◆ **PROBLEM STATEMENT**
Identify each line in the records below that contains the word "слова", and copy it.

◆ **AVAILABLE DATA**
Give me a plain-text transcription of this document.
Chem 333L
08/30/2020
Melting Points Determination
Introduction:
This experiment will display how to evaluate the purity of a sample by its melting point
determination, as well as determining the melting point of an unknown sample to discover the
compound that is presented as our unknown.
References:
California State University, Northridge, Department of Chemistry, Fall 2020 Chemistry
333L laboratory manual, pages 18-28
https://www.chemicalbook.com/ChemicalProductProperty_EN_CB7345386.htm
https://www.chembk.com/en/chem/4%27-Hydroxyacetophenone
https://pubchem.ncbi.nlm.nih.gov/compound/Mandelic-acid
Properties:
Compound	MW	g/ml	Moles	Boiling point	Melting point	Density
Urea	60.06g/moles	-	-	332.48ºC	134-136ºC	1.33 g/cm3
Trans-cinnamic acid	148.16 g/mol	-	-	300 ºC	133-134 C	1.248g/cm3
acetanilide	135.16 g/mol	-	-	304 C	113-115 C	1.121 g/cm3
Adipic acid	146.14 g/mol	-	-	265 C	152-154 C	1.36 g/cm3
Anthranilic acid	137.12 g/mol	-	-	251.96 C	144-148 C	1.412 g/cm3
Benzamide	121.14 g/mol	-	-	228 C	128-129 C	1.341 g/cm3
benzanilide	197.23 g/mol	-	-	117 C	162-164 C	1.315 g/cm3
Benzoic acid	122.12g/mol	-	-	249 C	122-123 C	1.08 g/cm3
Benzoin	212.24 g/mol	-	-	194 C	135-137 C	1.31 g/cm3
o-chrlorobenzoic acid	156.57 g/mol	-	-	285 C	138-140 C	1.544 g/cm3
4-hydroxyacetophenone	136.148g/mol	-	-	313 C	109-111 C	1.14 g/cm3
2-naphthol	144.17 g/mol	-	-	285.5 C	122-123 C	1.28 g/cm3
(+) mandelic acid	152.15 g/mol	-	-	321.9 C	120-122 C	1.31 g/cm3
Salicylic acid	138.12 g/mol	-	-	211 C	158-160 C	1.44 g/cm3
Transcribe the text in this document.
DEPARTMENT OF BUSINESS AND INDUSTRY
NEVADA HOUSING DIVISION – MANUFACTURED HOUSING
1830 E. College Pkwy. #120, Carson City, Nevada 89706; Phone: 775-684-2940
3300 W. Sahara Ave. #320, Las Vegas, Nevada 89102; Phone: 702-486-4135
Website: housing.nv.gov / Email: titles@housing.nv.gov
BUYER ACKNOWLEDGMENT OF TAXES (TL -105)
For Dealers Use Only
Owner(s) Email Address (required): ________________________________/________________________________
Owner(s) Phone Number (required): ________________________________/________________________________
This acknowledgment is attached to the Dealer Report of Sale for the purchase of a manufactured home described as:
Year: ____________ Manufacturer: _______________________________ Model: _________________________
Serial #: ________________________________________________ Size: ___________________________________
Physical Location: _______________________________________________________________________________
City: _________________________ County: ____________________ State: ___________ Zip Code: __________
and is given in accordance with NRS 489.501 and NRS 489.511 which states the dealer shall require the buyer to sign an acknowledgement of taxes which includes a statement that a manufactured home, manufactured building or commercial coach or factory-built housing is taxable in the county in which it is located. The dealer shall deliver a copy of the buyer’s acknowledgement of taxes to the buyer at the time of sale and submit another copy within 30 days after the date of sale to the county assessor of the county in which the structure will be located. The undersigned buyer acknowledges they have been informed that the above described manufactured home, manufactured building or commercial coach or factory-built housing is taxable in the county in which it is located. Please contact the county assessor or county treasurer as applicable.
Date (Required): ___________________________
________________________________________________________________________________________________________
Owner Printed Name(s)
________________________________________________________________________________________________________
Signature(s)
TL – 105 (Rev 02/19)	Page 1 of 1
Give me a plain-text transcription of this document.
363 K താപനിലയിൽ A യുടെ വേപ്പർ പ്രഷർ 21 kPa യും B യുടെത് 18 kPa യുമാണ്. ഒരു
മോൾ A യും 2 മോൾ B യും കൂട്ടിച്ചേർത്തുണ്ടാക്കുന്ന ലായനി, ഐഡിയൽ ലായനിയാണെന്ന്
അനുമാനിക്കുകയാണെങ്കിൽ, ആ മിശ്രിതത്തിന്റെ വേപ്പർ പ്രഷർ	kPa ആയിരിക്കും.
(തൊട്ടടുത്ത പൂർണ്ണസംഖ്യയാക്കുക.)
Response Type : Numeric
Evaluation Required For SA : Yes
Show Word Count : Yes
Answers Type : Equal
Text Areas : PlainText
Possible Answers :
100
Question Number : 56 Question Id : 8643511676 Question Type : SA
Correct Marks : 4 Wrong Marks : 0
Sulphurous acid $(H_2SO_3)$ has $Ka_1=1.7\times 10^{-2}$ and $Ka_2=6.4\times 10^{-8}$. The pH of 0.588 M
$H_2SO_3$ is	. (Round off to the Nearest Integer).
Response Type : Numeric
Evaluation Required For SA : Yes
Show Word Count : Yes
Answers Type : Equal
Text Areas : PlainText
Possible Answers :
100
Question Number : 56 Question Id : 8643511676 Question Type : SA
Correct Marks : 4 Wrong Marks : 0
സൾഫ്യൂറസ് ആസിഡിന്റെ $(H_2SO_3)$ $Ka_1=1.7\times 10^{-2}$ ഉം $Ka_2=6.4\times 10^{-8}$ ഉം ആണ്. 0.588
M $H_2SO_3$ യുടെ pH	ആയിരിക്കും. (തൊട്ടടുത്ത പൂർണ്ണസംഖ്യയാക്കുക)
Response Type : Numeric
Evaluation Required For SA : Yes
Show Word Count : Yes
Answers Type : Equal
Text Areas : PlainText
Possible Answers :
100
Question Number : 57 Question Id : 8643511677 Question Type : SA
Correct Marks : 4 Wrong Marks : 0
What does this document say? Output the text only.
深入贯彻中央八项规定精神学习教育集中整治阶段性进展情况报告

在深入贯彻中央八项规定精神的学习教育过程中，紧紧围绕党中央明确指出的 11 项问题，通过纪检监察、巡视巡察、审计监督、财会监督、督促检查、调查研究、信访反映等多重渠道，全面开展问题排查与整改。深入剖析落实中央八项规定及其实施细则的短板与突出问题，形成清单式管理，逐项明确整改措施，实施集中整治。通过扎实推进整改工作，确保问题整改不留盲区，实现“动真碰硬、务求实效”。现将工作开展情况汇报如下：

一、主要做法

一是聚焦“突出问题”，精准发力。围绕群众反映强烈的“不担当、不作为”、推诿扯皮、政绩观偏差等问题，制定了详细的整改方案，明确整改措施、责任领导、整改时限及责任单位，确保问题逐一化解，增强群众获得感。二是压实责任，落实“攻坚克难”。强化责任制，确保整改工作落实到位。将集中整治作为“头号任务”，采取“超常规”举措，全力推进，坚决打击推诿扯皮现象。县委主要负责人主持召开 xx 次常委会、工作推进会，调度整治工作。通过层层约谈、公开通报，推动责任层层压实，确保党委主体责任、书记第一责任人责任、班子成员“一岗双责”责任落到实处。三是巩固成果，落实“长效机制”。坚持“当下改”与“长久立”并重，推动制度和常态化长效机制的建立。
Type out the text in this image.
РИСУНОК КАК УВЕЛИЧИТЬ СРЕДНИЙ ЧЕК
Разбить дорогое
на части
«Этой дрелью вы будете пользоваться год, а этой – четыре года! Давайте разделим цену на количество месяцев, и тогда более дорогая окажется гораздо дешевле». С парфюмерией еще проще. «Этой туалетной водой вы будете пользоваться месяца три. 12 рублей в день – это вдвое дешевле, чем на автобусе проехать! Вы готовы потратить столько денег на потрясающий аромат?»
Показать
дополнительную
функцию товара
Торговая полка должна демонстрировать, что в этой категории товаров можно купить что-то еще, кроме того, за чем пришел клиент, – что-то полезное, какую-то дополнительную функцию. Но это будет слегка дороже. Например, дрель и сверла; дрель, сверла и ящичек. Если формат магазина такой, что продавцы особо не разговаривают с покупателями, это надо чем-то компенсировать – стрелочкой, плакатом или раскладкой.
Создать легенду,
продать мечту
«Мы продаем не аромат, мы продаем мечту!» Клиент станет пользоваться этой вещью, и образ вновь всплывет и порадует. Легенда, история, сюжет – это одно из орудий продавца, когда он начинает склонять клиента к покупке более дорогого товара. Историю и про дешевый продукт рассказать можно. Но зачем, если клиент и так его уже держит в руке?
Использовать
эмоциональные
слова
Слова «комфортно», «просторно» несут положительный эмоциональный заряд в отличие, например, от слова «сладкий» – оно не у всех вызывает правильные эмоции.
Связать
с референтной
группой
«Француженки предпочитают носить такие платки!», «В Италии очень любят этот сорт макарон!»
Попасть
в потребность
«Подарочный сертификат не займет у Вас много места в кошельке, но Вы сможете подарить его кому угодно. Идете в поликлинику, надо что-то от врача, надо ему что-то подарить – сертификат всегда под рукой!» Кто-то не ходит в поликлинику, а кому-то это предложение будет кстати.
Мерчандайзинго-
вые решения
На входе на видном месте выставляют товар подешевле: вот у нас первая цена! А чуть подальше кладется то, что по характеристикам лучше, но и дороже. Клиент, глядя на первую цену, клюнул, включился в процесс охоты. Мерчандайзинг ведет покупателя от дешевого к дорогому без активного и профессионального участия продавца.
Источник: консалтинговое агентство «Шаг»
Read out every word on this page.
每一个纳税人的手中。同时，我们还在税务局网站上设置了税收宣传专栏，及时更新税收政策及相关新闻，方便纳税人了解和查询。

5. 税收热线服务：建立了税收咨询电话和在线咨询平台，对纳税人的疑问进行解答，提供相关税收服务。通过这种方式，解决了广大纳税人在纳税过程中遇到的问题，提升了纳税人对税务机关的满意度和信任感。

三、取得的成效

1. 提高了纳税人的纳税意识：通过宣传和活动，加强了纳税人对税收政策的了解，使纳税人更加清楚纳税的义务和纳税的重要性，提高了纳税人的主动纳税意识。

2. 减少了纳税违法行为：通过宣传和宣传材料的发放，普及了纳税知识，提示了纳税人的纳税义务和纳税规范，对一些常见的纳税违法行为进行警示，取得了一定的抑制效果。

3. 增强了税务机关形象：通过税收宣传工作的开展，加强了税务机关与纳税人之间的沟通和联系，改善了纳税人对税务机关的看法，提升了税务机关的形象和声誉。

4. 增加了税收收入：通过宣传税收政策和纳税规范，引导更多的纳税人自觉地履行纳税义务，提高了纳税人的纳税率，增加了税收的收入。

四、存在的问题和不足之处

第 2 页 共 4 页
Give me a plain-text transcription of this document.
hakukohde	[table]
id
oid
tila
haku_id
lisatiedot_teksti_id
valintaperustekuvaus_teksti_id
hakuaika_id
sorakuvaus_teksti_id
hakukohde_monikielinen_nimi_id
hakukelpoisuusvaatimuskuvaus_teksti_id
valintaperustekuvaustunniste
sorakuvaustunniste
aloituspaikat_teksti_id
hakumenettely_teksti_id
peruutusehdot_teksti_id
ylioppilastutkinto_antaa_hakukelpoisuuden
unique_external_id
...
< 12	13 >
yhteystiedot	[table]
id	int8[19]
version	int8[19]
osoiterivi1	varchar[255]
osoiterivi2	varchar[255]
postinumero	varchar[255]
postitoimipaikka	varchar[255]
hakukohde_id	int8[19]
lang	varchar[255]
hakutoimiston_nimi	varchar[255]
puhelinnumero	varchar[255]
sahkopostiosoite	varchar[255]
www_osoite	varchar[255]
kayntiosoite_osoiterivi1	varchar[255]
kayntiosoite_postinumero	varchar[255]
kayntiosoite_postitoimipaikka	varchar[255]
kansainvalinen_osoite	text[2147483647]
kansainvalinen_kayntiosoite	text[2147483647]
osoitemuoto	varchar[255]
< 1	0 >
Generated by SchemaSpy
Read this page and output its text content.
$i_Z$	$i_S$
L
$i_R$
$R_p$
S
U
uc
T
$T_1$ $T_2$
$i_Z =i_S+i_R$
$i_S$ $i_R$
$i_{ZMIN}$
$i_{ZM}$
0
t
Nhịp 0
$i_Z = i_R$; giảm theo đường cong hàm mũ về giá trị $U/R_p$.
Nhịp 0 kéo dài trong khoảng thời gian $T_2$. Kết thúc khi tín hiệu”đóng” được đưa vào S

◆ **SOLVED PROBLEM**
слова
Слова «комфортно», «просторно» несут положительный эмоциональный заряд в отличие, например, от слова «сладкий» – оно не у всех вызывает правильные эмоции.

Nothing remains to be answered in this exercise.